▶ **The input**
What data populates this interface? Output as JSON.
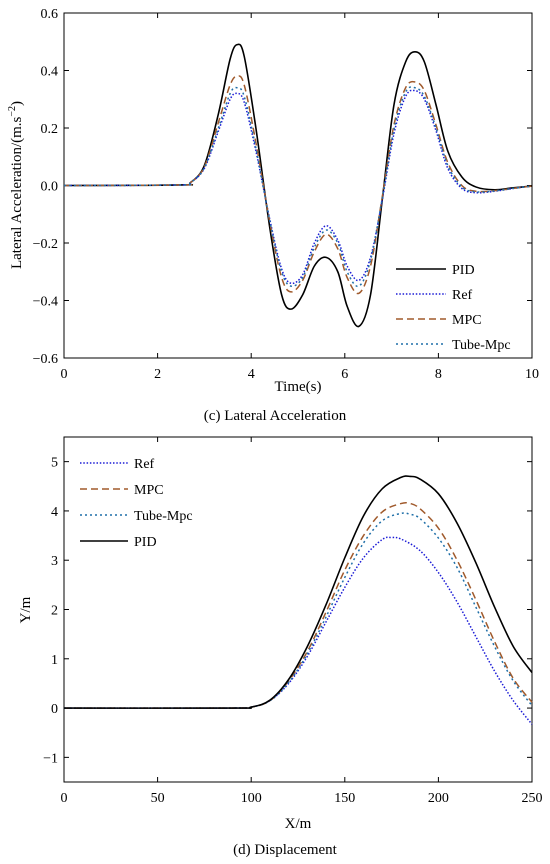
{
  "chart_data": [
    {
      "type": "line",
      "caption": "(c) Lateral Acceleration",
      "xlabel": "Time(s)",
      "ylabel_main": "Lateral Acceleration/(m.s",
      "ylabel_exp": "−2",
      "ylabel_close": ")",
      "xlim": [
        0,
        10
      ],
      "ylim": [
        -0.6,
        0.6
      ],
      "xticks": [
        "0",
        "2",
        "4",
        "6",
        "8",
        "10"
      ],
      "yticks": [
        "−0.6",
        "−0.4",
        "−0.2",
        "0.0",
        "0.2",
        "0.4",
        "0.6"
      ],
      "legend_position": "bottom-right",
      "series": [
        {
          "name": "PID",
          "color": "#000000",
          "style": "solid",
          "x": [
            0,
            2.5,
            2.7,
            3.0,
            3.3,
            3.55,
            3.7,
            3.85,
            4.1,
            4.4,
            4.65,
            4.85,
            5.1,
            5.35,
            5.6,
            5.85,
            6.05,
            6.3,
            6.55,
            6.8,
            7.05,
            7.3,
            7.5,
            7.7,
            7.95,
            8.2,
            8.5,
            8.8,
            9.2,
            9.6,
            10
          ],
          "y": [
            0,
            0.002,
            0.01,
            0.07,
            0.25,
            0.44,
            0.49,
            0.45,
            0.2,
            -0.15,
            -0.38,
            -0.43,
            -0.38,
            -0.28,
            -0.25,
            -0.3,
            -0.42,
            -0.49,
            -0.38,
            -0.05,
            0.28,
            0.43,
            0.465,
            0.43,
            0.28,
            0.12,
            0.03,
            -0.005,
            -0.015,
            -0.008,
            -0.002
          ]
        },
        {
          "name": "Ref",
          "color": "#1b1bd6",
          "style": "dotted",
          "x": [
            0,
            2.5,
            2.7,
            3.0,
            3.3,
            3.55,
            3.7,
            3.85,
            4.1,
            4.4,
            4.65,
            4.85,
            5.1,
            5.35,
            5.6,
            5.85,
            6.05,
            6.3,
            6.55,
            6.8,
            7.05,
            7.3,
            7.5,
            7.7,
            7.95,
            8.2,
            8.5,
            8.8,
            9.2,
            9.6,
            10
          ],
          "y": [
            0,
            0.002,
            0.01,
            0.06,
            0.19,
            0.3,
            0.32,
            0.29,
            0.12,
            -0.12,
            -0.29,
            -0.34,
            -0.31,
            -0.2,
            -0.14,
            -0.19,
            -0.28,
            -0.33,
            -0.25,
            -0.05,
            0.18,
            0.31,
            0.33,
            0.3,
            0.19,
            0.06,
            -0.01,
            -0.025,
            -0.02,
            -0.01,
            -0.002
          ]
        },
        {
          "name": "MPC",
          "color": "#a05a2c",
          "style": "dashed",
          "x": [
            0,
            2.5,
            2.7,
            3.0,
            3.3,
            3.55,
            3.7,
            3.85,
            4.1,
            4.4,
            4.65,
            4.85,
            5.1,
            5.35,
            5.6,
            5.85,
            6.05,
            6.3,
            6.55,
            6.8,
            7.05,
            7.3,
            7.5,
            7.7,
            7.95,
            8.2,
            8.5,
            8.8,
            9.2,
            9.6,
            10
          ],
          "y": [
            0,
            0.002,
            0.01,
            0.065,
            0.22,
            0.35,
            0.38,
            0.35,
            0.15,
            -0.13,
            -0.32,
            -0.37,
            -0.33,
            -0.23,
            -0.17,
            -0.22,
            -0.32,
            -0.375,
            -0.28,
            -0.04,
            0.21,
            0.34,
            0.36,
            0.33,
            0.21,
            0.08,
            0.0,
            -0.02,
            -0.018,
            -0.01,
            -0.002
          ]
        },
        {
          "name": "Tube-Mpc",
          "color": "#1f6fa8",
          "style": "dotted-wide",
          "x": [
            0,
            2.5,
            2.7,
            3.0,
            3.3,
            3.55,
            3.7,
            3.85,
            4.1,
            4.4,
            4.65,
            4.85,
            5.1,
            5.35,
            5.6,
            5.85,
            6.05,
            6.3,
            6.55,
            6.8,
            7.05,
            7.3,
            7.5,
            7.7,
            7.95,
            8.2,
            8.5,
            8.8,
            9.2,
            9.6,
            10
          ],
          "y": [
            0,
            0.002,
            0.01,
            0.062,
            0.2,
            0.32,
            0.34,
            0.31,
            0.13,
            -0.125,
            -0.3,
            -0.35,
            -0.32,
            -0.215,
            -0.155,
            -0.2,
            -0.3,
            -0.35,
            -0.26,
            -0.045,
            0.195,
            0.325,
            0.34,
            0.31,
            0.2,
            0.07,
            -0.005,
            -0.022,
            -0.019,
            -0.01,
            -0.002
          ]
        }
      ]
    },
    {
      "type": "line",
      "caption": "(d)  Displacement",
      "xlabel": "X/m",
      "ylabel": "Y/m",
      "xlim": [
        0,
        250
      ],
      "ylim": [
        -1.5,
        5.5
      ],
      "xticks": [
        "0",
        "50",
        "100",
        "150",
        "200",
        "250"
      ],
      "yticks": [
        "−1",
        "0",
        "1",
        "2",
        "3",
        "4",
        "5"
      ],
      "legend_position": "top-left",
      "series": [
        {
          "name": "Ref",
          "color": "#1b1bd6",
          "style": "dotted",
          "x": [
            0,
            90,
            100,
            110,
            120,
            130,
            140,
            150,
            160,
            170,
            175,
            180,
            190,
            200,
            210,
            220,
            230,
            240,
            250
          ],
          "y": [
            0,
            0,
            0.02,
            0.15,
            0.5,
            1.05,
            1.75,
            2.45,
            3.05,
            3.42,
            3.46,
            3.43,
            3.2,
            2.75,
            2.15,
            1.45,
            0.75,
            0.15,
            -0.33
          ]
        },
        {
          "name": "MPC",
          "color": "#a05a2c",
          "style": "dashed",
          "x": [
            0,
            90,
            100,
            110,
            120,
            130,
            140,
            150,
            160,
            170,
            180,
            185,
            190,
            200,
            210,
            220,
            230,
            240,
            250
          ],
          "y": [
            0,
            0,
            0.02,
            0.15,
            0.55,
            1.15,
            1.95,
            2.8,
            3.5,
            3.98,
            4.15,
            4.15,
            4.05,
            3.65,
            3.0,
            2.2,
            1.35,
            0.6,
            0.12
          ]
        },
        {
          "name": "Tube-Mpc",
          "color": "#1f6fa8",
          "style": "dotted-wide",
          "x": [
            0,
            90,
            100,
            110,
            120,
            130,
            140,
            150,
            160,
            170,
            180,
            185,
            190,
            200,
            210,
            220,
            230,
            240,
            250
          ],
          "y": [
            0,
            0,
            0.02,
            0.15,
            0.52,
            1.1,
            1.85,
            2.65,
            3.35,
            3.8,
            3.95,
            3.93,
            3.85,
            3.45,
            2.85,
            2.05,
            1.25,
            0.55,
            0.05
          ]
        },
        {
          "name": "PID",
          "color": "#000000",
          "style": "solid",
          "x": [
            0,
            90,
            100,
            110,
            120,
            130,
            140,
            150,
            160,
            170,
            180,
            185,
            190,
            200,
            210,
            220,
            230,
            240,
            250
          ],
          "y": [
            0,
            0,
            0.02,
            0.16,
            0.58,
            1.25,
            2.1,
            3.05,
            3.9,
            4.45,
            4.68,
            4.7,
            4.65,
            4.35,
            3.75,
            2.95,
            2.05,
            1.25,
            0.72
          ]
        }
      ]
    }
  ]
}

▶ **Task details**
Output a faithful copy of the data, with each picture left out.

▶ **Final result**
What data populates this interface? Output as JSON.
{
  "chart_data": [
    {
      "type": "line",
      "caption": "(c) Lateral Acceleration",
      "xlabel": "Time(s)",
      "ylabel_main": "Lateral Acceleration/(m.s",
      "ylabel_exp": "−2",
      "ylabel_close": ")",
      "xlim": [
        0,
        10
      ],
      "ylim": [
        -0.6,
        0.6
      ],
      "xticks": [
        "0",
        "2",
        "4",
        "6",
        "8",
        "10"
      ],
      "yticks": [
        "−0.6",
        "−0.4",
        "−0.2",
        "0.0",
        "0.2",
        "0.4",
        "0.6"
      ],
      "legend_position": "bottom-right",
      "series": [
        {
          "name": "PID",
          "color": "#000000",
          "style": "solid",
          "x": [
            0,
            2.5,
            2.7,
            3.0,
            3.3,
            3.55,
            3.7,
            3.85,
            4.1,
            4.4,
            4.65,
            4.85,
            5.1,
            5.35,
            5.6,
            5.85,
            6.05,
            6.3,
            6.55,
            6.8,
            7.05,
            7.3,
            7.5,
            7.7,
            7.95,
            8.2,
            8.5,
            8.8,
            9.2,
            9.6,
            10
          ],
          "y": [
            0,
            0.002,
            0.01,
            0.07,
            0.25,
            0.44,
            0.49,
            0.45,
            0.2,
            -0.15,
            -0.38,
            -0.43,
            -0.38,
            -0.28,
            -0.25,
            -0.3,
            -0.42,
            -0.49,
            -0.38,
            -0.05,
            0.28,
            0.43,
            0.465,
            0.43,
            0.28,
            0.12,
            0.03,
            -0.005,
            -0.015,
            -0.008,
            -0.002
          ]
        },
        {
          "name": "Ref",
          "color": "#1b1bd6",
          "style": "dotted",
          "x": [
            0,
            2.5,
            2.7,
            3.0,
            3.3,
            3.55,
            3.7,
            3.85,
            4.1,
            4.4,
            4.65,
            4.85,
            5.1,
            5.35,
            5.6,
            5.85,
            6.05,
            6.3,
            6.55,
            6.8,
            7.05,
            7.3,
            7.5,
            7.7,
            7.95,
            8.2,
            8.5,
            8.8,
            9.2,
            9.6,
            10
          ],
          "y": [
            0,
            0.002,
            0.01,
            0.06,
            0.19,
            0.3,
            0.32,
            0.29,
            0.12,
            -0.12,
            -0.29,
            -0.34,
            -0.31,
            -0.2,
            -0.14,
            -0.19,
            -0.28,
            -0.33,
            -0.25,
            -0.05,
            0.18,
            0.31,
            0.33,
            0.3,
            0.19,
            0.06,
            -0.01,
            -0.025,
            -0.02,
            -0.01,
            -0.002
          ]
        },
        {
          "name": "MPC",
          "color": "#a05a2c",
          "style": "dashed",
          "x": [
            0,
            2.5,
            2.7,
            3.0,
            3.3,
            3.55,
            3.7,
            3.85,
            4.1,
            4.4,
            4.65,
            4.85,
            5.1,
            5.35,
            5.6,
            5.85,
            6.05,
            6.3,
            6.55,
            6.8,
            7.05,
            7.3,
            7.5,
            7.7,
            7.95,
            8.2,
            8.5,
            8.8,
            9.2,
            9.6,
            10
          ],
          "y": [
            0,
            0.002,
            0.01,
            0.065,
            0.22,
            0.35,
            0.38,
            0.35,
            0.15,
            -0.13,
            -0.32,
            -0.37,
            -0.33,
            -0.23,
            -0.17,
            -0.22,
            -0.32,
            -0.375,
            -0.28,
            -0.04,
            0.21,
            0.34,
            0.36,
            0.33,
            0.21,
            0.08,
            0.0,
            -0.02,
            -0.018,
            -0.01,
            -0.002
          ]
        },
        {
          "name": "Tube-Mpc",
          "color": "#1f6fa8",
          "style": "dotted-wide",
          "x": [
            0,
            2.5,
            2.7,
            3.0,
            3.3,
            3.55,
            3.7,
            3.85,
            4.1,
            4.4,
            4.65,
            4.85,
            5.1,
            5.35,
            5.6,
            5.85,
            6.05,
            6.3,
            6.55,
            6.8,
            7.05,
            7.3,
            7.5,
            7.7,
            7.95,
            8.2,
            8.5,
            8.8,
            9.2,
            9.6,
            10
          ],
          "y": [
            0,
            0.002,
            0.01,
            0.062,
            0.2,
            0.32,
            0.34,
            0.31,
            0.13,
            -0.125,
            -0.3,
            -0.35,
            -0.32,
            -0.215,
            -0.155,
            -0.2,
            -0.3,
            -0.35,
            -0.26,
            -0.045,
            0.195,
            0.325,
            0.34,
            0.31,
            0.2,
            0.07,
            -0.005,
            -0.022,
            -0.019,
            -0.01,
            -0.002
          ]
        }
      ]
    },
    {
      "type": "line",
      "caption": "(d)  Displacement",
      "xlabel": "X/m",
      "ylabel": "Y/m",
      "xlim": [
        0,
        250
      ],
      "ylim": [
        -1.5,
        5.5
      ],
      "xticks": [
        "0",
        "50",
        "100",
        "150",
        "200",
        "250"
      ],
      "yticks": [
        "−1",
        "0",
        "1",
        "2",
        "3",
        "4",
        "5"
      ],
      "legend_position": "top-left",
      "series": [
        {
          "name": "Ref",
          "color": "#1b1bd6",
          "style": "dotted",
          "x": [
            0,
            90,
            100,
            110,
            120,
            130,
            140,
            150,
            160,
            170,
            175,
            180,
            190,
            200,
            210,
            220,
            230,
            240,
            250
          ],
          "y": [
            0,
            0,
            0.02,
            0.15,
            0.5,
            1.05,
            1.75,
            2.45,
            3.05,
            3.42,
            3.46,
            3.43,
            3.2,
            2.75,
            2.15,
            1.45,
            0.75,
            0.15,
            -0.33
          ]
        },
        {
          "name": "MPC",
          "color": "#a05a2c",
          "style": "dashed",
          "x": [
            0,
            90,
            100,
            110,
            120,
            130,
            140,
            150,
            160,
            170,
            180,
            185,
            190,
            200,
            210,
            220,
            230,
            240,
            250
          ],
          "y": [
            0,
            0,
            0.02,
            0.15,
            0.55,
            1.15,
            1.95,
            2.8,
            3.5,
            3.98,
            4.15,
            4.15,
            4.05,
            3.65,
            3.0,
            2.2,
            1.35,
            0.6,
            0.12
          ]
        },
        {
          "name": "Tube-Mpc",
          "color": "#1f6fa8",
          "style": "dotted-wide",
          "x": [
            0,
            90,
            100,
            110,
            120,
            130,
            140,
            150,
            160,
            170,
            180,
            185,
            190,
            200,
            210,
            220,
            230,
            240,
            250
          ],
          "y": [
            0,
            0,
            0.02,
            0.15,
            0.52,
            1.1,
            1.85,
            2.65,
            3.35,
            3.8,
            3.95,
            3.93,
            3.85,
            3.45,
            2.85,
            2.05,
            1.25,
            0.55,
            0.05
          ]
        },
        {
          "name": "PID",
          "color": "#000000",
          "style": "solid",
          "x": [
            0,
            90,
            100,
            110,
            120,
            130,
            140,
            150,
            160,
            170,
            180,
            185,
            190,
            200,
            210,
            220,
            230,
            240,
            250
          ],
          "y": [
            0,
            0,
            0.02,
            0.16,
            0.58,
            1.25,
            2.1,
            3.05,
            3.9,
            4.45,
            4.68,
            4.7,
            4.65,
            4.35,
            3.75,
            2.95,
            2.05,
            1.25,
            0.72
          ]
        }
      ]
    }
  ]
}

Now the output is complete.